EXERCISE REQUIREMENTS:
Pictures do not belong in the copy; quote every entry below exactly.
* Start THE RECORDS *
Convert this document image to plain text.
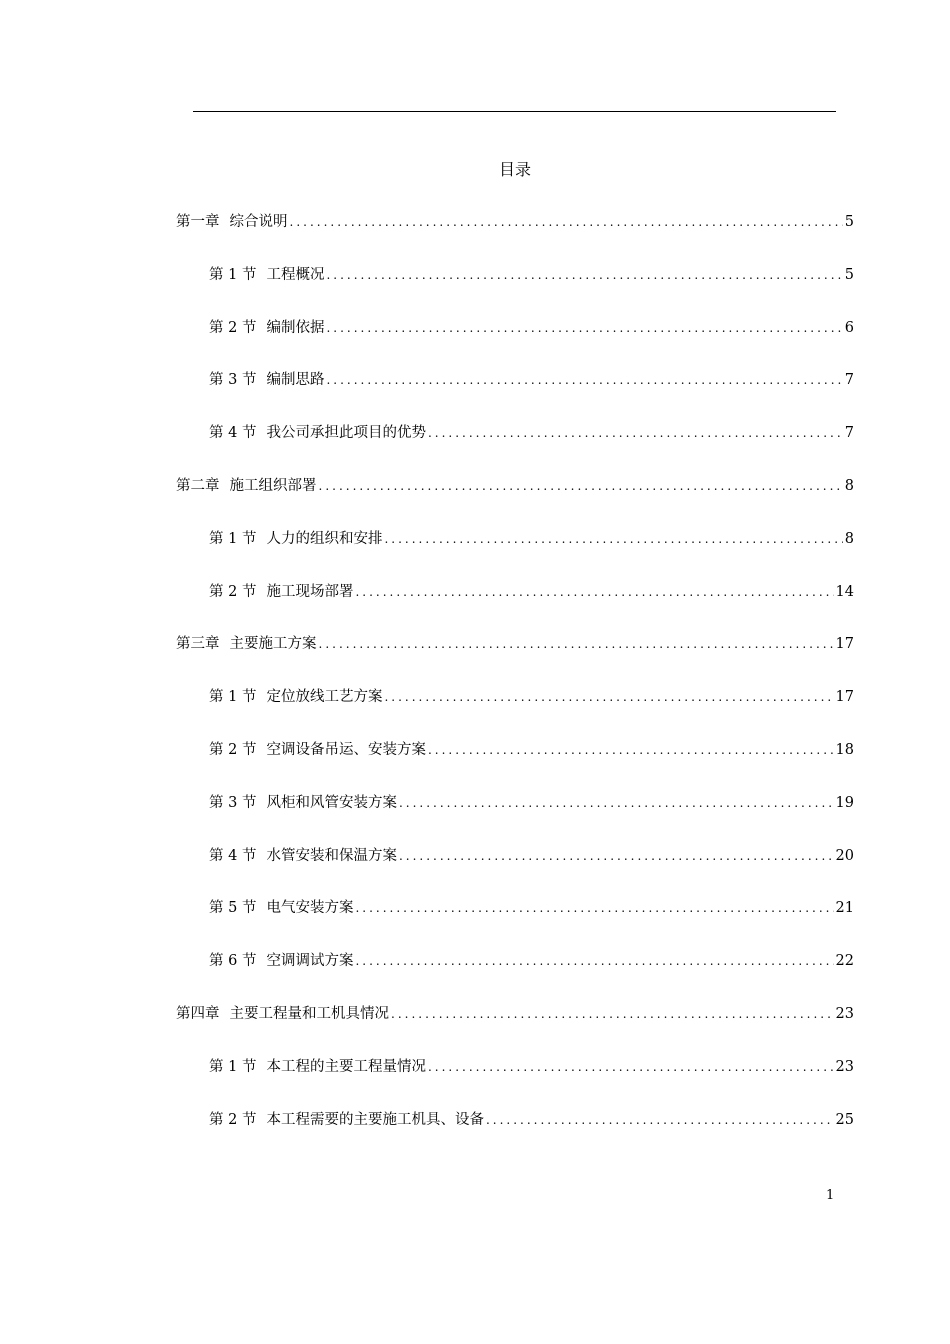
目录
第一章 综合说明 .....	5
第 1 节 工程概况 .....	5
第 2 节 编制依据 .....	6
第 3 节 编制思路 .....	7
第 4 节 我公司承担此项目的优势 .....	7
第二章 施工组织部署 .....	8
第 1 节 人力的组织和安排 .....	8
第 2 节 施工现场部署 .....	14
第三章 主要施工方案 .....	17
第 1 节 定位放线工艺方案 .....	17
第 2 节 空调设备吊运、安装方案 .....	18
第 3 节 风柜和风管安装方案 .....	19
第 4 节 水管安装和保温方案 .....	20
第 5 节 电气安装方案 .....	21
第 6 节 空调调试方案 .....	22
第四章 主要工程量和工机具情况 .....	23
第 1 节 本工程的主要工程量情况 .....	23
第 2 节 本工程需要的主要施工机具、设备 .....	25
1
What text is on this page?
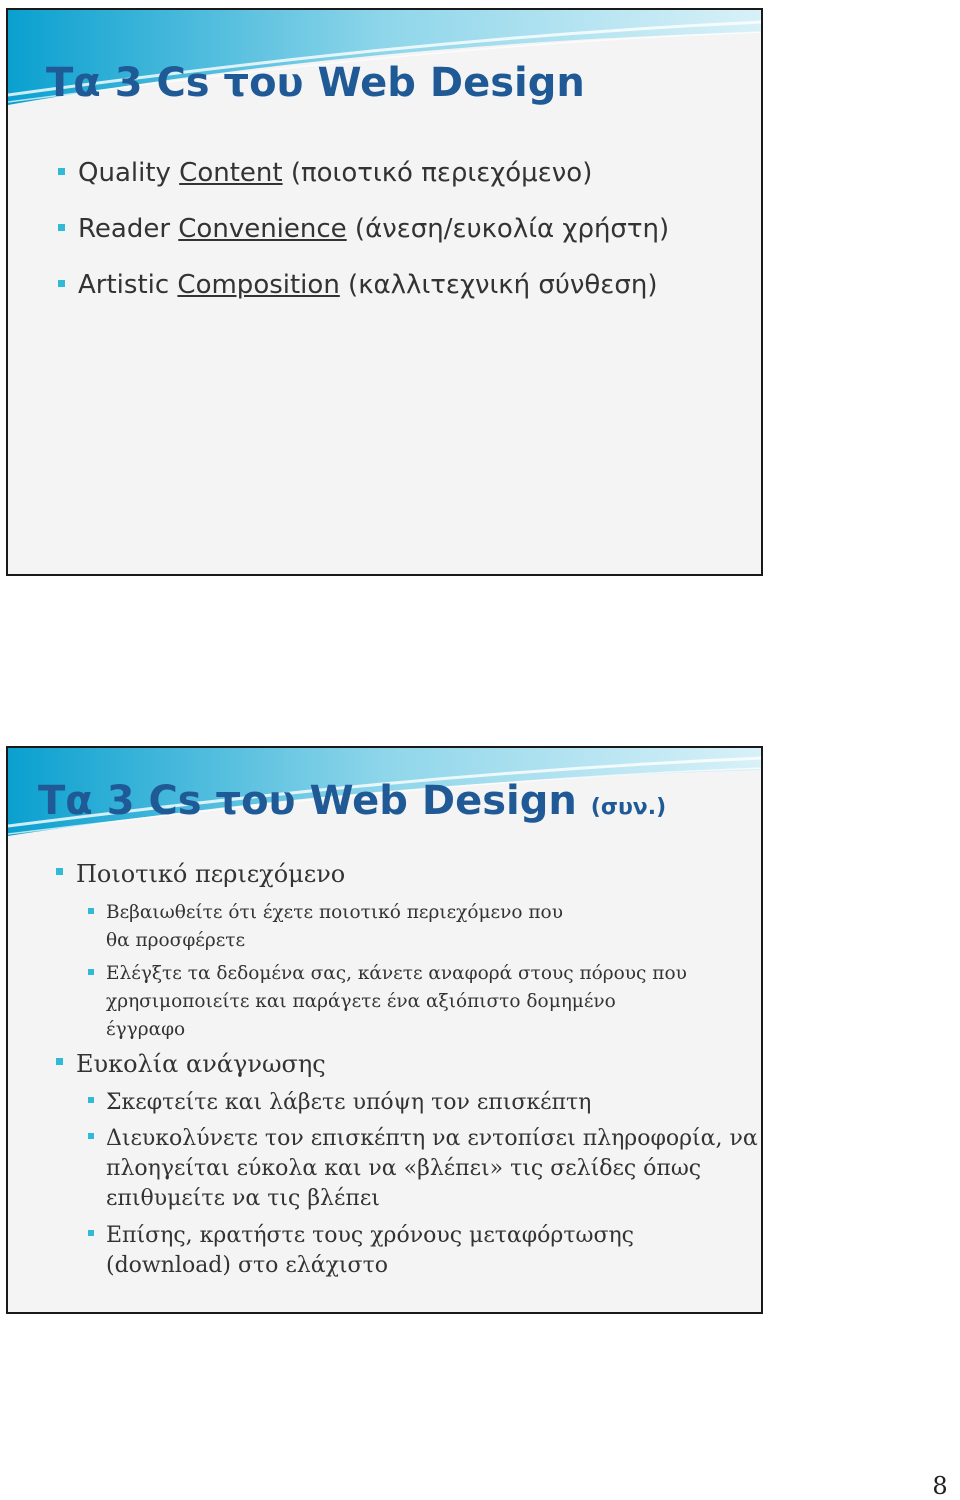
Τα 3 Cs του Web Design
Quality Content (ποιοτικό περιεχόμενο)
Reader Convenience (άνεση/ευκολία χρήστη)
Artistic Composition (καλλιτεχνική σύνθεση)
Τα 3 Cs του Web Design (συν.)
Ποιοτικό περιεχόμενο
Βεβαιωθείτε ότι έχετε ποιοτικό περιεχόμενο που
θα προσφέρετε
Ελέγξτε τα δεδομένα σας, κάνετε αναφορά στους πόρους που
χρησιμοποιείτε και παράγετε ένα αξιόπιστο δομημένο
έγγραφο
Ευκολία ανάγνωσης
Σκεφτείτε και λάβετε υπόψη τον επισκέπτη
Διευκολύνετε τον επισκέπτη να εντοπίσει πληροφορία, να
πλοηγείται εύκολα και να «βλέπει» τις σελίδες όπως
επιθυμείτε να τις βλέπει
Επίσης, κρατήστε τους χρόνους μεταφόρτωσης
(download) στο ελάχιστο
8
* End THE RECORDS *
THE COMPLETED TASK:
Convert this document image to plain text.
目录
第一章 综合说明 .....	5
第 1 节 工程概况 .....	5
第 2 节 编制依据 .....	6
第 3 节 编制思路 .....	7
第 4 节 我公司承担此项目的优势 .....	7
第二章 施工组织部署 .....	8
第 1 节 人力的组织和安排 .....	8
第 2 节 施工现场部署 .....	14
第三章 主要施工方案 .....	17
第 1 节 定位放线工艺方案 .....	17
第 2 节 空调设备吊运、安装方案 .....	18
第 3 节 风柜和风管安装方案 .....	19
第 4 节 水管安装和保温方案 .....	20
第 5 节 电气安装方案 .....	21
第 6 节 空调调试方案 .....	22
第四章 主要工程量和工机具情况 .....	23
第 1 节 本工程的主要工程量情况 .....	23
第 2 节 本工程需要的主要施工机具、设备 .....	25
1
What text is on this page?
Τα 3 Cs του Web Design
Quality Content (ποιοτικό περιεχόμενο)
Reader Convenience (άνεση/ευκολία χρήστη)
Artistic Composition (καλλιτεχνική σύνθεση)
Τα 3 Cs του Web Design (συν.)
Ποιοτικό περιεχόμενο
Βεβαιωθείτε ότι έχετε ποιοτικό περιεχόμενο που
θα προσφέρετε
Ελέγξτε τα δεδομένα σας, κάνετε αναφορά στους πόρους που
χρησιμοποιείτε και παράγετε ένα αξιόπιστο δομημένο
έγγραφο
Ευκολία ανάγνωσης
Σκεφτείτε και λάβετε υπόψη τον επισκέπτη
Διευκολύνετε τον επισκέπτη να εντοπίσει πληροφορία, να
πλοηγείται εύκολα και να «βλέπει» τις σελίδες όπως
επιθυμείτε να τις βλέπει
Επίσης, κρατήστε τους χρόνους μεταφόρτωσης
(download) στο ελάχιστο
8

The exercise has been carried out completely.